WHAT TO PRODUCE >> Wherever the string "name" appears in a line, extract that line.

TASK INPUTS >>
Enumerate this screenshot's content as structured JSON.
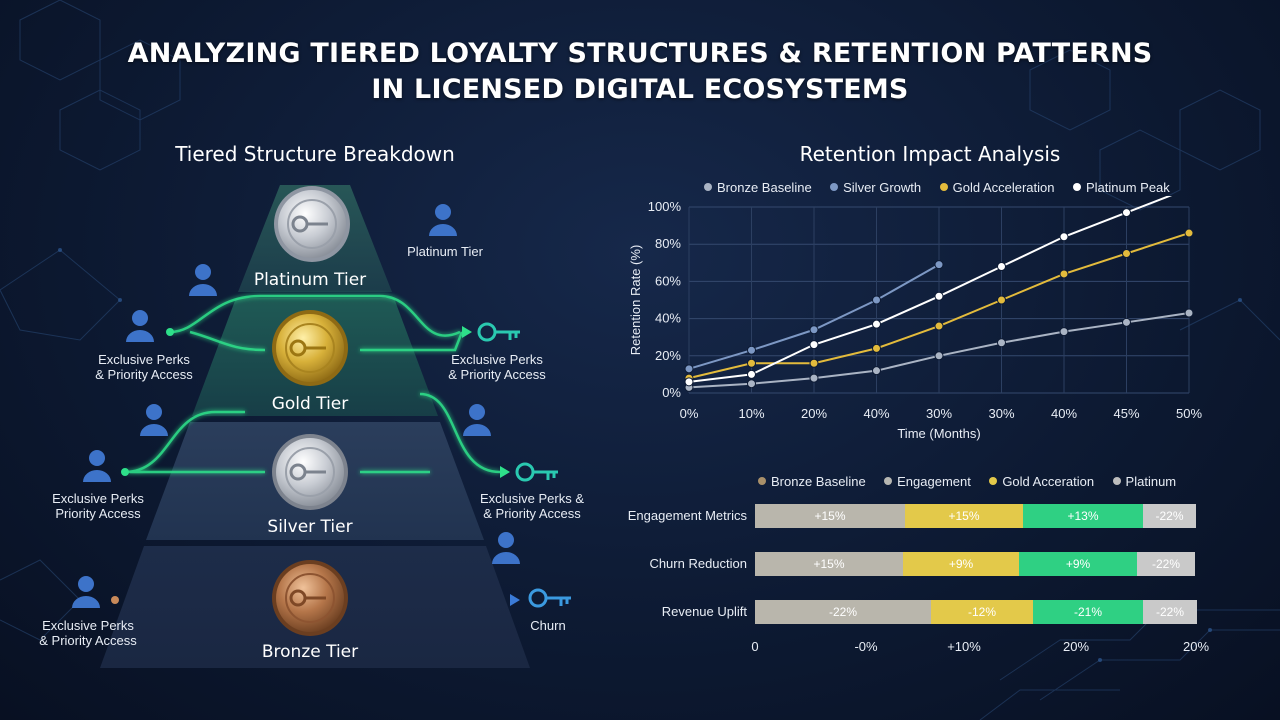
{
  "title_line1": "ANALYZING TIERED LOYALTY STRUCTURES & RETENTION PATTERNS",
  "title_line2": "IN LICENSED DIGITAL ECOSYSTEMS",
  "left": {
    "section_title": "Tiered Structure Breakdown",
    "tiers": {
      "platinum": "Platinum Tier",
      "gold": "Gold Tier",
      "silver": "Silver Tier",
      "bronze": "Bronze Tier"
    },
    "annotations": {
      "top_right": "Platinum Tier",
      "gold_left_1": "Exclusive Perks",
      "gold_left_2": "& Priority Access",
      "gold_right_1": "Exclusive Perks",
      "gold_right_2": "& Priority Access",
      "silver_left_1": "Exclusive Perks",
      "silver_left_2": "Priority Access",
      "silver_right_1": "Exclusive Perks &",
      "silver_right_2": "& Priority Access",
      "bronze_left_1": "Exclusive Perks",
      "bronze_left_2": "& Priority Access",
      "bronze_right": "Churn"
    },
    "colors": {
      "platinum": "#c9ced6",
      "gold": "#d8b13a",
      "silver": "#b9bec6",
      "bronze": "#b5764a",
      "accent_green": "#2ee08a",
      "accent_blue": "#3b7bd8"
    }
  },
  "chart_data": [
    {
      "type": "line",
      "title": "Retention Impact Analysis",
      "xlabel": "Time (Months)",
      "ylabel": "Retention Rate (%)",
      "x_ticks": [
        "0%",
        "10%",
        "20%",
        "40%",
        "30%",
        "30%",
        "40%",
        "45%",
        "50%"
      ],
      "y_ticks": [
        "0%",
        "20%",
        "40%",
        "60%",
        "80%",
        "100%"
      ],
      "ylim": [
        0,
        100
      ],
      "grid": true,
      "legend_position": "top",
      "series": [
        {
          "name": "Bronze Baseline",
          "color": "#aab4c4",
          "values": [
            3,
            5,
            8,
            12,
            20,
            27,
            33,
            38,
            43
          ]
        },
        {
          "name": "Silver Growth",
          "color": "#7d98c4",
          "values": [
            13,
            23,
            34,
            50,
            69,
            null,
            null,
            null,
            null
          ]
        },
        {
          "name": "Gold Acceleration",
          "color": "#e3bb3c",
          "values": [
            8,
            16,
            16,
            24,
            36,
            50,
            64,
            75,
            86
          ]
        },
        {
          "name": "Platinum Peak",
          "color": "#ffffff",
          "values": [
            6,
            10,
            26,
            37,
            52,
            68,
            84,
            97,
            110
          ]
        }
      ]
    },
    {
      "type": "bar",
      "orientation": "horizontal",
      "stacked": true,
      "legend": [
        {
          "name": "Bronze Baseline",
          "color": "#a9906a"
        },
        {
          "name": "Engagement",
          "color": "#b7b7b2"
        },
        {
          "name": "Gold Acceration",
          "color": "#e3c94a"
        },
        {
          "name": "Platinum",
          "color": "#bdbdbd"
        }
      ],
      "categories": [
        "Engagement Metrics",
        "Churn Reduction",
        "Revenue Uplift"
      ],
      "segments": [
        [
          {
            "label": "+15%",
            "value": 150,
            "color": "#b9b6ac"
          },
          {
            "label": "+15%",
            "value": 118,
            "color": "#e3c94a"
          },
          {
            "label": "+13%",
            "value": 120,
            "color": "#2fd083"
          },
          {
            "label": "-22%",
            "value": 53,
            "color": "#c9c9c9"
          }
        ],
        [
          {
            "label": "+15%",
            "value": 148,
            "color": "#b9b6ac"
          },
          {
            "label": "+9%",
            "value": 116,
            "color": "#e3c94a"
          },
          {
            "label": "+9%",
            "value": 118,
            "color": "#2fd083"
          },
          {
            "label": "-22%",
            "value": 58,
            "color": "#c9c9c9"
          }
        ],
        [
          {
            "label": "-22%",
            "value": 176,
            "color": "#b9b6ac"
          },
          {
            "label": "-12%",
            "value": 102,
            "color": "#e3c94a"
          },
          {
            "label": "-21%",
            "value": 110,
            "color": "#2fd083"
          },
          {
            "label": "-22%",
            "value": 54,
            "color": "#c9c9c9"
          }
        ]
      ],
      "x_ticks": [
        "0",
        "-0%",
        "+10%",
        "20%",
        "20%"
      ]
    }
  ]
}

RESULT BELOW >>
          "name": "Bronze Baseline",
          "name": "Silver Growth",
          "name": "Gold Acceleration",
          "name": "Platinum Peak",
          "name": "Bronze Baseline",
          "name": "Engagement",
          "name": "Gold Acceration",
          "name": "Platinum",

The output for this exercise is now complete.